Exercise details - Transcribe every line, keeping it exact.

Entries -

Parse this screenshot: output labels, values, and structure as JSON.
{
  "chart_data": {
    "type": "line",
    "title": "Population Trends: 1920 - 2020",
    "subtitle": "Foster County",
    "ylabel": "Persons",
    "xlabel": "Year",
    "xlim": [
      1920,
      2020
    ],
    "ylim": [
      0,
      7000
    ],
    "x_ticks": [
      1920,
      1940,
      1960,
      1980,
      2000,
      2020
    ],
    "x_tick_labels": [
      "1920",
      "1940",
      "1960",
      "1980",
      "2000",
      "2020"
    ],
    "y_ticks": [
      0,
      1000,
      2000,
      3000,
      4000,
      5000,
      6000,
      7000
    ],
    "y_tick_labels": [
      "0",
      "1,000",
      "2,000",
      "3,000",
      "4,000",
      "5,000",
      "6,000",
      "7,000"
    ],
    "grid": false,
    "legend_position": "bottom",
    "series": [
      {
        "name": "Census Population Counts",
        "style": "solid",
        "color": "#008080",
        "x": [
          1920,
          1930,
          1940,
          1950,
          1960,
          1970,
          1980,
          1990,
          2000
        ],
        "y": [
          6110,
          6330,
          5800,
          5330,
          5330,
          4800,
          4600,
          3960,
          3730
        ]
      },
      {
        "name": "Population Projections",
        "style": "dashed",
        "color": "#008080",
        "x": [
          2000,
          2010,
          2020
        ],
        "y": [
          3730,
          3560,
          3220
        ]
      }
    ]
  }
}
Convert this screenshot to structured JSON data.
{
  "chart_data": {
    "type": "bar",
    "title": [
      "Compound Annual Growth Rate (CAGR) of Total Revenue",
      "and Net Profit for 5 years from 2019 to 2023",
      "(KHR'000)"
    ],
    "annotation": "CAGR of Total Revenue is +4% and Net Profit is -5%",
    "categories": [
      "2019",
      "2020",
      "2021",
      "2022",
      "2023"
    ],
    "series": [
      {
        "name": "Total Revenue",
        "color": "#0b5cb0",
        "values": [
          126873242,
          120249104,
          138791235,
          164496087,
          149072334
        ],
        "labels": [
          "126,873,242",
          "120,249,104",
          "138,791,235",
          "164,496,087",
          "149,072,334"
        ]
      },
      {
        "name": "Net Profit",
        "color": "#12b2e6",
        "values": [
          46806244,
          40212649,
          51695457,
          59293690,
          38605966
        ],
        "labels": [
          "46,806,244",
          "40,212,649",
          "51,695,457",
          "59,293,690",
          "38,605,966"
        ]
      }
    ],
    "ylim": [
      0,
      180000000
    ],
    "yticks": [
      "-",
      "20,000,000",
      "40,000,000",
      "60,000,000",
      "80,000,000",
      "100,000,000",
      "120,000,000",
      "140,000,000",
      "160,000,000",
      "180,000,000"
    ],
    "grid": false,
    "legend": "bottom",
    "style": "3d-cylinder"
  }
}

Exercise response -
Parse this screenshot: output labels, values, and structure as JSON.
{
  "chart_data": {
    "type": "line",
    "title": "Population Trends: 1920 - 2020",
    "subtitle": "Foster County",
    "ylabel": "Persons",
    "xlabel": "Year",
    "xlim": [
      1920,
      2020
    ],
    "ylim": [
      0,
      7000
    ],
    "x_ticks": [
      1920,
      1940,
      1960,
      1980,
      2000,
      2020
    ],
    "x_tick_labels": [
      "1920",
      "1940",
      "1960",
      "1980",
      "2000",
      "2020"
    ],
    "y_ticks": [
      0,
      1000,
      2000,
      3000,
      4000,
      5000,
      6000,
      7000
    ],
    "y_tick_labels": [
      "0",
      "1,000",
      "2,000",
      "3,000",
      "4,000",
      "5,000",
      "6,000",
      "7,000"
    ],
    "grid": false,
    "legend_position": "bottom",
    "series": [
      {
        "name": "Census Population Counts",
        "style": "solid",
        "color": "#008080",
        "x": [
          1920,
          1930,
          1940,
          1950,
          1960,
          1970,
          1980,
          1990,
          2000
        ],
        "y": [
          6110,
          6330,
          5800,
          5330,
          5330,
          4800,
          4600,
          3960,
          3730
        ]
      },
      {
        "name": "Population Projections",
        "style": "dashed",
        "color": "#008080",
        "x": [
          2000,
          2010,
          2020
        ],
        "y": [
          3730,
          3560,
          3220
        ]
      }
    ]
  }
}
Convert this screenshot to structured JSON data.
{
  "chart_data": {
    "type": "bar",
    "title": [
      "Compound Annual Growth Rate (CAGR) of Total Revenue",
      "and Net Profit for 5 years from 2019 to 2023",
      "(KHR'000)"
    ],
    "annotation": "CAGR of Total Revenue is +4% and Net Profit is -5%",
    "categories": [
      "2019",
      "2020",
      "2021",
      "2022",
      "2023"
    ],
    "series": [
      {
        "name": "Total Revenue",
        "color": "#0b5cb0",
        "values": [
          126873242,
          120249104,
          138791235,
          164496087,
          149072334
        ],
        "labels": [
          "126,873,242",
          "120,249,104",
          "138,791,235",
          "164,496,087",
          "149,072,334"
        ]
      },
      {
        "name": "Net Profit",
        "color": "#12b2e6",
        "values": [
          46806244,
          40212649,
          51695457,
          59293690,
          38605966
        ],
        "labels": [
          "46,806,244",
          "40,212,649",
          "51,695,457",
          "59,293,690",
          "38,605,966"
        ]
      }
    ],
    "ylim": [
      0,
      180000000
    ],
    "yticks": [
      "-",
      "20,000,000",
      "40,000,000",
      "60,000,000",
      "80,000,000",
      "100,000,000",
      "120,000,000",
      "140,000,000",
      "160,000,000",
      "180,000,000"
    ],
    "grid": false,
    "legend": "bottom",
    "style": "3d-cylinder"
  }
}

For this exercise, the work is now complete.